» Text:
CHIP PACKAGING STRUCTURE

Abstract

The present invention discloses chip packaging structure embodiments. The chip packaging structure may comprise a chip, at least one RF bonding plate, and a ground bonding plate. The ground bonding plate has at least one groove facing the at least one RF bonding plate; the RF bonding plate has a protruding section extending, with a gap, into one groove; an RF connection terminal on a front side of the chip reaches a back side of the chip through an RF metal via and connects to the protruding section of one RF bonding plate. Ground connection terminals on the front side of the chip reach the back side of the chip through ground metal vias and connect to the ground bonding plate. The present invention solves the problem of performance degradation in traditional WB packaging under high frequencies and high complexity and cost in FC packaging processes.

Claims

1. A chip packaging structure comprising: a chip; at least one radio frequency (RF) bonding plate; and a ground bonding plate; wherein the ground bonding plate has at least one groove corresponding to each RF bonding plate, each RF bonding plate has a main section and a protruding section that extends with a gap into one of the at least one groove, the chip comprises an RF connection terminal, on a front side of the chip, reaching a a back-side RF wiring of the chip through an RF metal via and connecting to the protruding section of each RF bonding plate, the chip comprises a ground connection terminal, on the front side of the chip, reaching back side metal of the chip through a metal via and connecting to the ground bonding plate.

2. The chip packaging structure of claim 1 wherein two grounding metal vias connecting to the ground bonding plate are disposed in proximity of both sides of the RF metal via respectively, and forming a Ground-Signal-Ground (GSG) structure in a vertical orientation.

» Given information:
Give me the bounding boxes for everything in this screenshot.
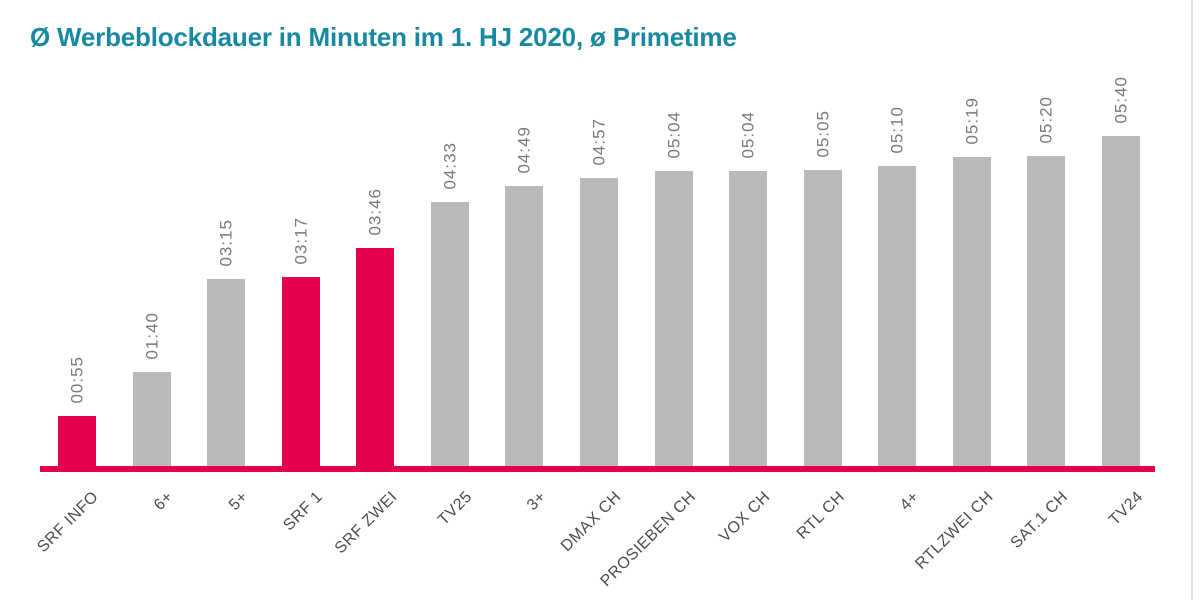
bar [207,279,246,470]
category-label: TV25 [434,488,476,529]
category-label: TV24 [1105,488,1147,529]
page-edge-line [1191,0,1193,600]
category-label: DMAX CH [557,488,625,555]
value-label: 05:10 [887,106,907,154]
category-label: 6+ [151,488,177,514]
bar-column: 05:05 RTL CH [794,0,848,600]
bar-column: 05:04 PROSIEBEN CH [597,0,699,600]
bar-column: 04:57 DMAX CH [558,0,625,600]
value-label: 01:40 [142,312,162,360]
bar-column: 05:04 VOX CH [716,0,774,600]
category-label: RTL CH [793,488,849,543]
category-label: SRF INFO [34,488,103,556]
value-label: 04:49 [514,126,534,174]
value-label: 05:05 [813,110,833,158]
bar-column: 05:20 SAT.1 CH [1008,0,1072,600]
bar-column: 05:10 4+ [878,0,923,600]
bar [356,248,395,470]
value-label: 03:15 [216,219,236,267]
value-label: 00:55 [67,356,87,404]
bar-column: 03:46 SRF ZWEI [332,0,401,600]
bar [579,178,618,470]
bar-column: 00:55 SRF INFO [35,0,103,600]
bar-column: 04:33 TV25 [430,0,475,600]
value-label: 03:17 [291,217,311,265]
category-label: 3+ [524,488,550,514]
value-label: 04:57 [589,118,609,166]
bar [281,277,320,470]
bar-column: 05:19 RTLZWEI CH [913,0,997,600]
bar-column: 01:40 6+ [132,0,177,600]
bar [132,372,171,470]
x-axis-line [40,466,1155,472]
bar [430,202,469,470]
bar [1027,156,1066,470]
bar [58,416,96,470]
value-label: 05:04 [664,111,684,159]
bar [803,170,842,470]
bar-column: 04:49 3+ [505,0,550,600]
category-label: RTLZWEI CH [912,488,998,573]
bar-column: 03:17 SRF 1 [280,0,326,600]
bar [729,171,768,470]
category-label: VOX CH [715,488,774,546]
value-label: 04:33 [440,142,460,190]
value-label: 03:46 [365,188,385,236]
chart-title: Ø Werbeblockdauer in Minuten im 1. HJ 20… [30,22,737,52]
value-label: 05:40 [1111,76,1131,124]
category-label: SAT.1 CH [1008,488,1072,552]
value-label: 05:20 [1036,96,1056,144]
category-label: 5+ [225,488,252,514]
bar-column: 05:40 TV24 [1101,0,1146,600]
bar-column: 03:15 5+ [207,0,251,600]
category-label: SRF 1 [280,488,327,535]
bar [654,171,693,470]
bar [878,166,917,470]
value-label: 05:19 [962,97,982,145]
category-label: SRF ZWEI [331,488,401,558]
bar [952,157,991,470]
value-label: 05:04 [738,111,758,159]
bar [505,186,544,470]
bar [1101,136,1140,470]
category-label: 4+ [896,488,923,514]
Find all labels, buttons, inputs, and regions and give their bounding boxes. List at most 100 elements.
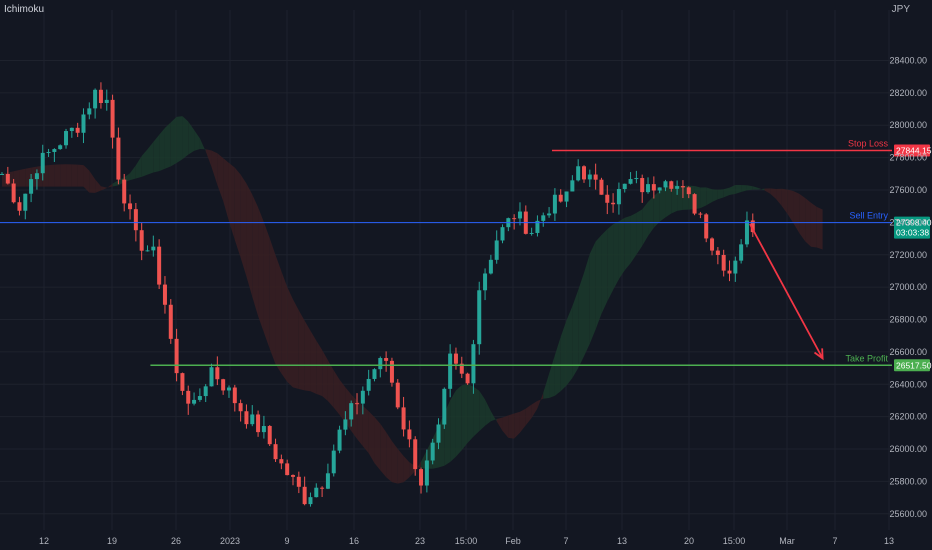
candle-body bbox=[605, 194, 610, 203]
cloud-segment bbox=[298, 310, 305, 391]
y-tick-label: 28400.00 bbox=[889, 55, 927, 65]
cloud-segment bbox=[665, 184, 672, 218]
candle-body bbox=[698, 213, 703, 215]
cloud-segment bbox=[572, 290, 579, 378]
cloud-segment bbox=[799, 193, 806, 242]
cloud-segment bbox=[112, 180, 119, 187]
cloud-segment bbox=[252, 194, 259, 316]
candle-body bbox=[64, 131, 69, 146]
countdown-text: 03:03:38 bbox=[896, 228, 929, 238]
candle-body bbox=[23, 193, 28, 211]
x-tick-label: Mar bbox=[779, 536, 795, 546]
cloud-segment bbox=[374, 417, 381, 471]
y-tick-label: 26400.00 bbox=[889, 379, 927, 389]
y-tick-label: 28000.00 bbox=[889, 120, 927, 130]
candle-body bbox=[395, 382, 400, 408]
candle-body bbox=[477, 290, 482, 345]
candle-body bbox=[174, 338, 179, 374]
y-tick-label: 27000.00 bbox=[889, 282, 927, 292]
cloud-segment bbox=[164, 122, 171, 169]
cloud-segment bbox=[479, 390, 486, 432]
price-tag-text: 26517.50 bbox=[896, 360, 932, 370]
cloud-segment bbox=[729, 185, 736, 195]
cloud-segment bbox=[205, 149, 212, 168]
candle-body bbox=[296, 476, 301, 487]
candle-body bbox=[453, 353, 458, 364]
level-label: Sell Entry bbox=[849, 211, 888, 221]
y-tick-label: 26200.00 bbox=[889, 412, 927, 422]
cloud-segment bbox=[624, 215, 631, 271]
cloud-segment bbox=[741, 185, 747, 193]
cloud-segment bbox=[275, 255, 282, 374]
candle-body bbox=[98, 89, 103, 103]
cloud-segment bbox=[147, 142, 154, 175]
candle-body bbox=[104, 99, 109, 103]
price-tag bbox=[894, 359, 930, 372]
cloud-segment bbox=[89, 170, 96, 193]
cloud-segment bbox=[153, 134, 160, 173]
cloud-segment bbox=[648, 195, 654, 237]
candle-body bbox=[343, 419, 348, 430]
cloud-segment bbox=[706, 187, 713, 206]
candle-body bbox=[40, 152, 45, 174]
indicator-label[interactable]: Ichimoku bbox=[4, 4, 45, 15]
x-tick-label: 15:00 bbox=[455, 536, 478, 546]
cloud-segment bbox=[630, 212, 637, 264]
cloud-segment bbox=[485, 399, 491, 426]
candle-body bbox=[704, 214, 709, 239]
x-tick-label: 9 bbox=[284, 536, 289, 546]
y-tick-label: 28200.00 bbox=[889, 88, 927, 98]
candle-body bbox=[273, 444, 278, 460]
cloud-segment bbox=[368, 411, 375, 464]
cloud-segment bbox=[19, 168, 26, 187]
y-tick-label: 26000.00 bbox=[889, 444, 927, 454]
cloud-segment bbox=[339, 379, 346, 423]
candle-body bbox=[622, 183, 627, 190]
candle-body bbox=[576, 166, 581, 181]
cloud-segment bbox=[653, 190, 660, 228]
cloud-segment bbox=[735, 185, 742, 194]
candle-body bbox=[186, 390, 191, 404]
candle-body bbox=[5, 173, 10, 184]
candle-body bbox=[145, 250, 150, 252]
cloud-segment bbox=[514, 411, 520, 439]
candle-body bbox=[349, 403, 354, 420]
x-tick-label: Feb bbox=[505, 536, 521, 546]
cloud-segment bbox=[490, 411, 497, 422]
candle-body bbox=[267, 426, 272, 445]
cloud-segment bbox=[595, 235, 602, 330]
price-tag-text: 27844.15 bbox=[896, 145, 932, 155]
cloud-segment bbox=[135, 156, 142, 179]
candle-body bbox=[285, 463, 290, 476]
cloud-segment bbox=[71, 164, 78, 187]
trade-levels: Stop Loss 27844.15 Sell Entry 27398.4003:03… bbox=[0, 138, 932, 372]
cloud-segment bbox=[118, 177, 125, 186]
cloud-segment bbox=[723, 187, 730, 198]
cloud-segment bbox=[362, 405, 369, 454]
candle-body bbox=[517, 211, 522, 219]
arrow-shaft bbox=[749, 223, 824, 359]
cloud-segment bbox=[746, 185, 753, 191]
candle-body bbox=[11, 183, 16, 203]
cloud-segment bbox=[141, 149, 148, 177]
candle-body bbox=[157, 246, 162, 285]
x-tick-label: 13 bbox=[617, 536, 627, 546]
candle-body bbox=[308, 497, 313, 505]
level-label: Stop Loss bbox=[848, 138, 889, 148]
candle-body bbox=[442, 388, 447, 425]
candle-body bbox=[232, 387, 237, 404]
candle-body bbox=[279, 459, 284, 464]
cloud-segment bbox=[380, 423, 387, 478]
cloud-segment bbox=[327, 360, 334, 408]
candle-body bbox=[715, 250, 720, 255]
candle-body bbox=[494, 240, 499, 260]
candle-body bbox=[733, 260, 738, 274]
candle-body bbox=[721, 254, 726, 271]
cloud-segment bbox=[607, 224, 614, 302]
cloud-segment bbox=[717, 189, 724, 200]
cloud-segment bbox=[246, 183, 253, 297]
x-tick-label: 20 bbox=[684, 536, 694, 546]
candle-body bbox=[535, 220, 540, 233]
cloud-segment bbox=[48, 164, 55, 187]
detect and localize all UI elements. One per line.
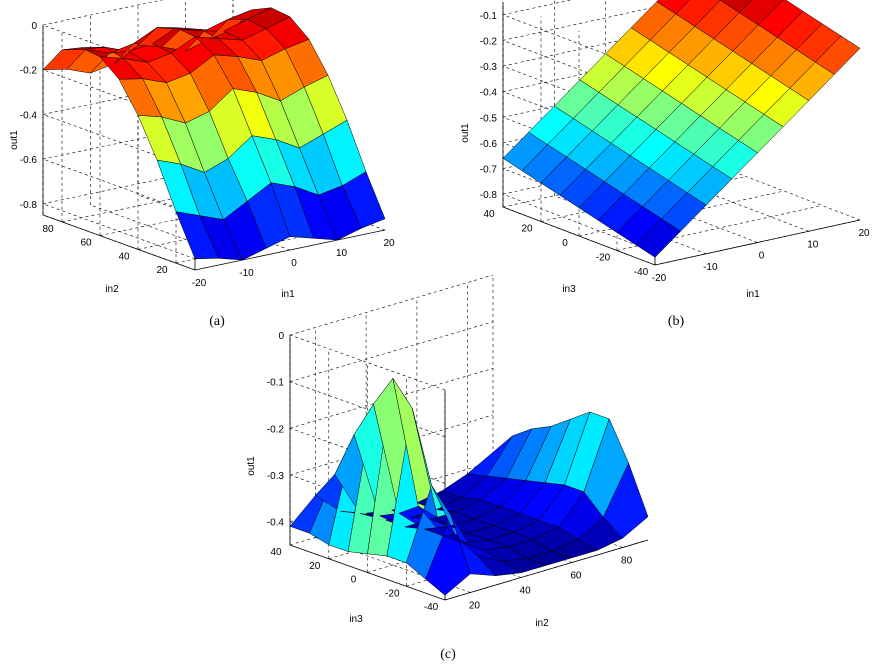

» Written task 1: In the chip packaging text, what structure do the two grounding metal vias beside the RF metal via form?
» Written task 2: Please carry the chip packaging text further, starting after its final claim.

» Task answer 1: A Ground-Signal-Ground (GSG) structure in a vertical orientation.

» Task answer 2:
3. The chip packaging structure of claim 1 further comprising a lead frame or a substrate, the RF bonding plate and the ground bonding plate are located on the lead frame or the substrate, the chip is attached to the lead frame or the substrate.

4. The chip packaging structure of claim 3 further comprising: a conductive bonding plate located on the lead frame or the substrate, the conductive bonding plate is used to provide bias supply or logic control for the chip.

5. The chip packaging structure of claim 3 wherein the substrate is a double-layer substrate, the at least one RF bonding plate and the ground bonding plate are displaced on a top layer of the double-layer substrate.

6. The chip packaging structure of claim 1 further comprising three RF bonding plates and three grooves.

7. The chip packaging structure of claim 6 further comprising: one or more conductive bonding plates, the three RF bonding plates respectively face to three out of four sides of the chip packaging structure, the one or more conductive bonding plates face to a rest of the four sides of the chip packaging structure.

8. The chip packaging structure of claim 7 wherein the number of conductive bonding plates is one or more.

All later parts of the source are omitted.